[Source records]
·····

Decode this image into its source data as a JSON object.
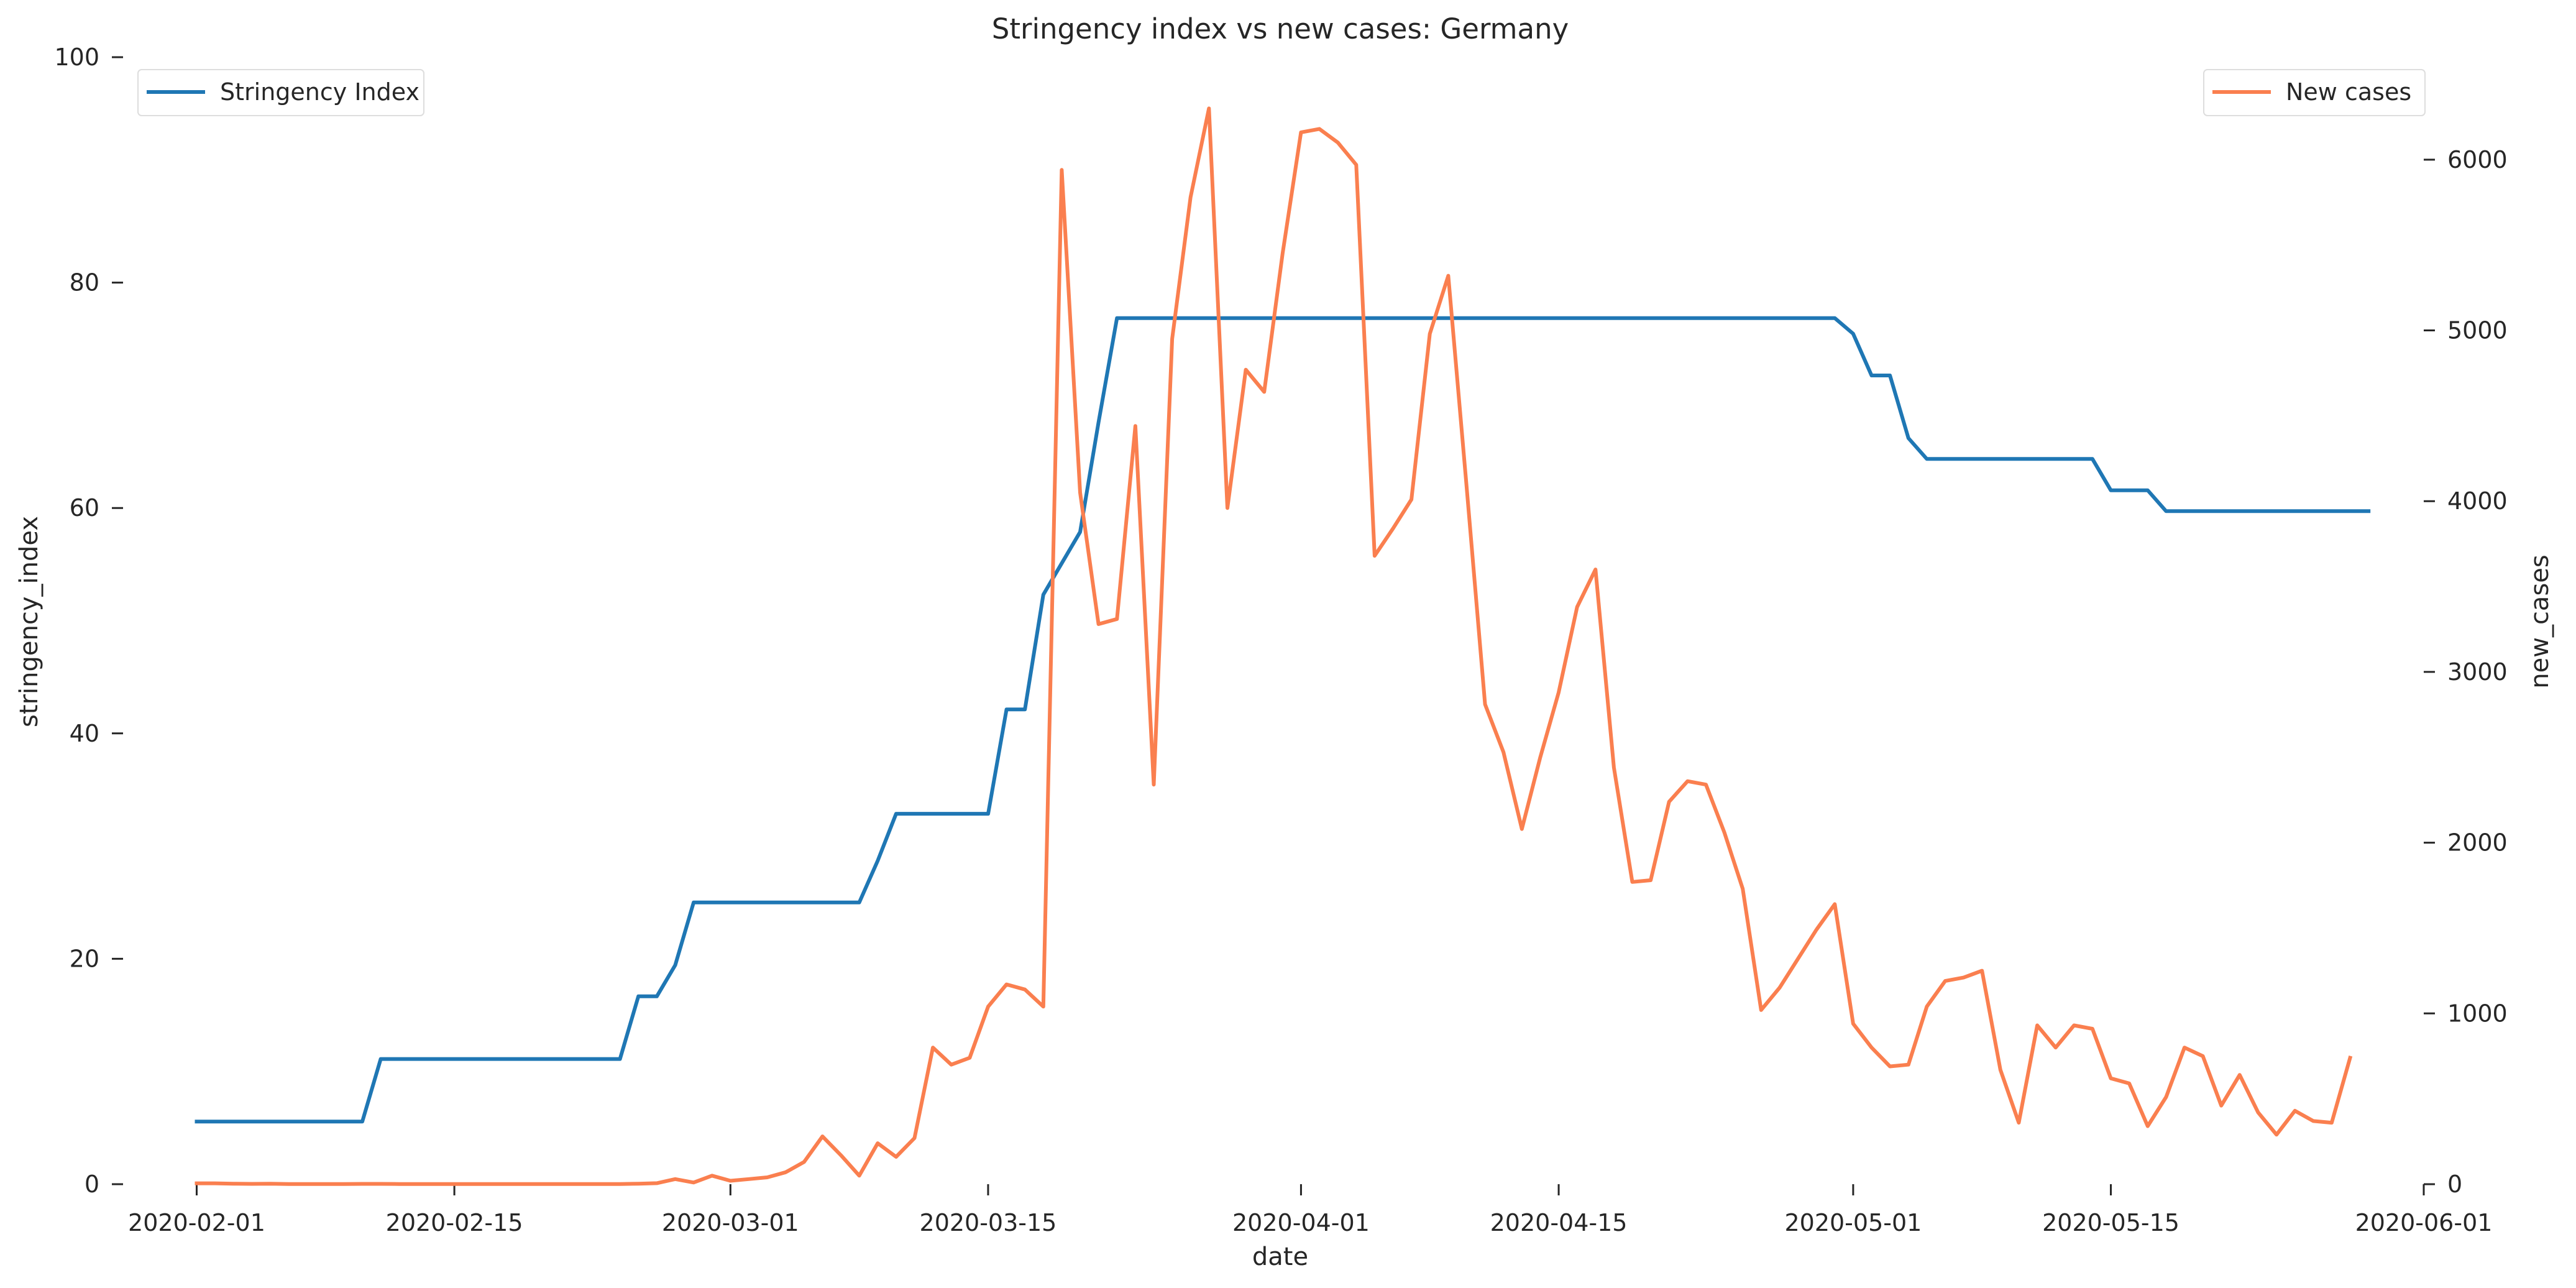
{
  "chart_data": {
    "type": "line",
    "title": "Stringency index vs new cases:  Germany",
    "xlabel": "date",
    "ylabel_left": "stringency_index",
    "ylabel_right": "new_cases",
    "x_range": [
      "2020-01-28",
      "2020-06-01"
    ],
    "ylim_left": [
      0,
      100
    ],
    "ylim_right": [
      0,
      6600
    ],
    "x_tick_labels": [
      "2020-02-01",
      "2020-02-15",
      "2020-03-01",
      "2020-03-15",
      "2020-04-01",
      "2020-04-15",
      "2020-05-01",
      "2020-05-15",
      "2020-06-01"
    ],
    "y_left_tick_labels": [
      "0",
      "20",
      "40",
      "60",
      "80",
      "100"
    ],
    "y_right_tick_labels": [
      "0",
      "1000",
      "2000",
      "3000",
      "4000",
      "5000",
      "6000"
    ],
    "grid": false,
    "legend_left_placement": "top-left",
    "legend_right_placement": "top-right",
    "series": [
      {
        "name": "Stringency Index",
        "axis": "left",
        "color": "#1f77b4",
        "points": [
          [
            "2020-02-01",
            5.56
          ],
          [
            "2020-02-10",
            5.56
          ],
          [
            "2020-02-11",
            11.11
          ],
          [
            "2020-02-24",
            11.11
          ],
          [
            "2020-02-25",
            16.67
          ],
          [
            "2020-02-26",
            16.67
          ],
          [
            "2020-02-27",
            19.44
          ],
          [
            "2020-02-28",
            25.0
          ],
          [
            "2020-03-08",
            25.0
          ],
          [
            "2020-03-09",
            28.7
          ],
          [
            "2020-03-10",
            32.87
          ],
          [
            "2020-03-15",
            32.87
          ],
          [
            "2020-03-16",
            42.13
          ],
          [
            "2020-03-17",
            42.13
          ],
          [
            "2020-03-18",
            52.31
          ],
          [
            "2020-03-19",
            55.09
          ],
          [
            "2020-03-20",
            57.87
          ],
          [
            "2020-03-21",
            67.59
          ],
          [
            "2020-03-22",
            76.85
          ],
          [
            "2020-04-30",
            76.85
          ],
          [
            "2020-05-01",
            75.46
          ],
          [
            "2020-05-02",
            71.76
          ],
          [
            "2020-05-03",
            71.76
          ],
          [
            "2020-05-04",
            66.2
          ],
          [
            "2020-05-05",
            64.35
          ],
          [
            "2020-05-14",
            64.35
          ],
          [
            "2020-05-15",
            61.57
          ],
          [
            "2020-05-17",
            61.57
          ],
          [
            "2020-05-18",
            59.72
          ],
          [
            "2020-05-29",
            59.72
          ]
        ]
      },
      {
        "name": "New cases",
        "axis": "right",
        "color": "#fa7f4f",
        "points": [
          [
            "2020-02-01",
            5
          ],
          [
            "2020-02-02",
            5
          ],
          [
            "2020-02-03",
            3
          ],
          [
            "2020-02-04",
            2
          ],
          [
            "2020-02-05",
            3
          ],
          [
            "2020-02-06",
            1
          ],
          [
            "2020-02-07",
            1
          ],
          [
            "2020-02-08",
            1
          ],
          [
            "2020-02-09",
            1
          ],
          [
            "2020-02-10",
            2
          ],
          [
            "2020-02-11",
            2
          ],
          [
            "2020-02-12",
            1
          ],
          [
            "2020-02-13",
            1
          ],
          [
            "2020-02-14",
            1
          ],
          [
            "2020-02-15",
            1
          ],
          [
            "2020-02-16",
            1
          ],
          [
            "2020-02-17",
            1
          ],
          [
            "2020-02-18",
            1
          ],
          [
            "2020-02-19",
            1
          ],
          [
            "2020-02-20",
            1
          ],
          [
            "2020-02-21",
            1
          ],
          [
            "2020-02-22",
            1
          ],
          [
            "2020-02-23",
            1
          ],
          [
            "2020-02-24",
            1
          ],
          [
            "2020-02-25",
            3
          ],
          [
            "2020-02-26",
            6
          ],
          [
            "2020-02-27",
            30
          ],
          [
            "2020-02-28",
            10
          ],
          [
            "2020-02-29",
            50
          ],
          [
            "2020-03-01",
            20
          ],
          [
            "2020-03-02",
            30
          ],
          [
            "2020-03-03",
            40
          ],
          [
            "2020-03-04",
            70
          ],
          [
            "2020-03-05",
            130
          ],
          [
            "2020-03-06",
            280
          ],
          [
            "2020-03-07",
            170
          ],
          [
            "2020-03-08",
            50
          ],
          [
            "2020-03-09",
            240
          ],
          [
            "2020-03-10",
            160
          ],
          [
            "2020-03-11",
            270
          ],
          [
            "2020-03-12",
            800
          ],
          [
            "2020-03-13",
            700
          ],
          [
            "2020-03-14",
            740
          ],
          [
            "2020-03-15",
            1040
          ],
          [
            "2020-03-16",
            1170
          ],
          [
            "2020-03-17",
            1140
          ],
          [
            "2020-03-18",
            1040
          ],
          [
            "2020-03-19",
            5940
          ],
          [
            "2020-03-20",
            4050
          ],
          [
            "2020-03-21",
            3280
          ],
          [
            "2020-03-22",
            3310
          ],
          [
            "2020-03-23",
            4440
          ],
          [
            "2020-03-24",
            2340
          ],
          [
            "2020-03-25",
            4950
          ],
          [
            "2020-03-26",
            5780
          ],
          [
            "2020-03-27",
            6300
          ],
          [
            "2020-03-28",
            3960
          ],
          [
            "2020-03-29",
            4770
          ],
          [
            "2020-03-30",
            4640
          ],
          [
            "2020-03-31",
            5450
          ],
          [
            "2020-04-01",
            6160
          ],
          [
            "2020-04-02",
            6180
          ],
          [
            "2020-04-03",
            6100
          ],
          [
            "2020-04-04",
            5970
          ],
          [
            "2020-04-05",
            3680
          ],
          [
            "2020-04-06",
            3840
          ],
          [
            "2020-04-07",
            4010
          ],
          [
            "2020-04-08",
            4980
          ],
          [
            "2020-04-09",
            5320
          ],
          [
            "2020-04-10",
            4080
          ],
          [
            "2020-04-11",
            2810
          ],
          [
            "2020-04-12",
            2530
          ],
          [
            "2020-04-13",
            2080
          ],
          [
            "2020-04-14",
            2500
          ],
          [
            "2020-04-15",
            2880
          ],
          [
            "2020-04-16",
            3380
          ],
          [
            "2020-04-17",
            3600
          ],
          [
            "2020-04-18",
            2440
          ],
          [
            "2020-04-19",
            1770
          ],
          [
            "2020-04-20",
            1780
          ],
          [
            "2020-04-21",
            2240
          ],
          [
            "2020-04-22",
            2360
          ],
          [
            "2020-04-23",
            2340
          ],
          [
            "2020-04-24",
            2060
          ],
          [
            "2020-04-25",
            1730
          ],
          [
            "2020-04-26",
            1020
          ],
          [
            "2020-04-27",
            1150
          ],
          [
            "2020-04-28",
            1320
          ],
          [
            "2020-04-29",
            1490
          ],
          [
            "2020-04-30",
            1640
          ],
          [
            "2020-05-01",
            940
          ],
          [
            "2020-05-02",
            800
          ],
          [
            "2020-05-03",
            690
          ],
          [
            "2020-05-04",
            700
          ],
          [
            "2020-05-05",
            1040
          ],
          [
            "2020-05-06",
            1190
          ],
          [
            "2020-05-07",
            1210
          ],
          [
            "2020-05-08",
            1250
          ],
          [
            "2020-05-09",
            670
          ],
          [
            "2020-05-10",
            360
          ],
          [
            "2020-05-11",
            930
          ],
          [
            "2020-05-12",
            800
          ],
          [
            "2020-05-13",
            930
          ],
          [
            "2020-05-14",
            910
          ],
          [
            "2020-05-15",
            620
          ],
          [
            "2020-05-16",
            590
          ],
          [
            "2020-05-17",
            340
          ],
          [
            "2020-05-18",
            510
          ],
          [
            "2020-05-19",
            800
          ],
          [
            "2020-05-20",
            750
          ],
          [
            "2020-05-21",
            460
          ],
          [
            "2020-05-22",
            640
          ],
          [
            "2020-05-23",
            420
          ],
          [
            "2020-05-24",
            290
          ],
          [
            "2020-05-25",
            430
          ],
          [
            "2020-05-26",
            370
          ],
          [
            "2020-05-27",
            360
          ],
          [
            "2020-05-28",
            740
          ]
        ]
      }
    ]
  }
}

·····

YOUR OBJECTIVE:
Going through the entries above line by line, work out how many lines include the word "name". Only the number is required.

WORKED ANSWER:
2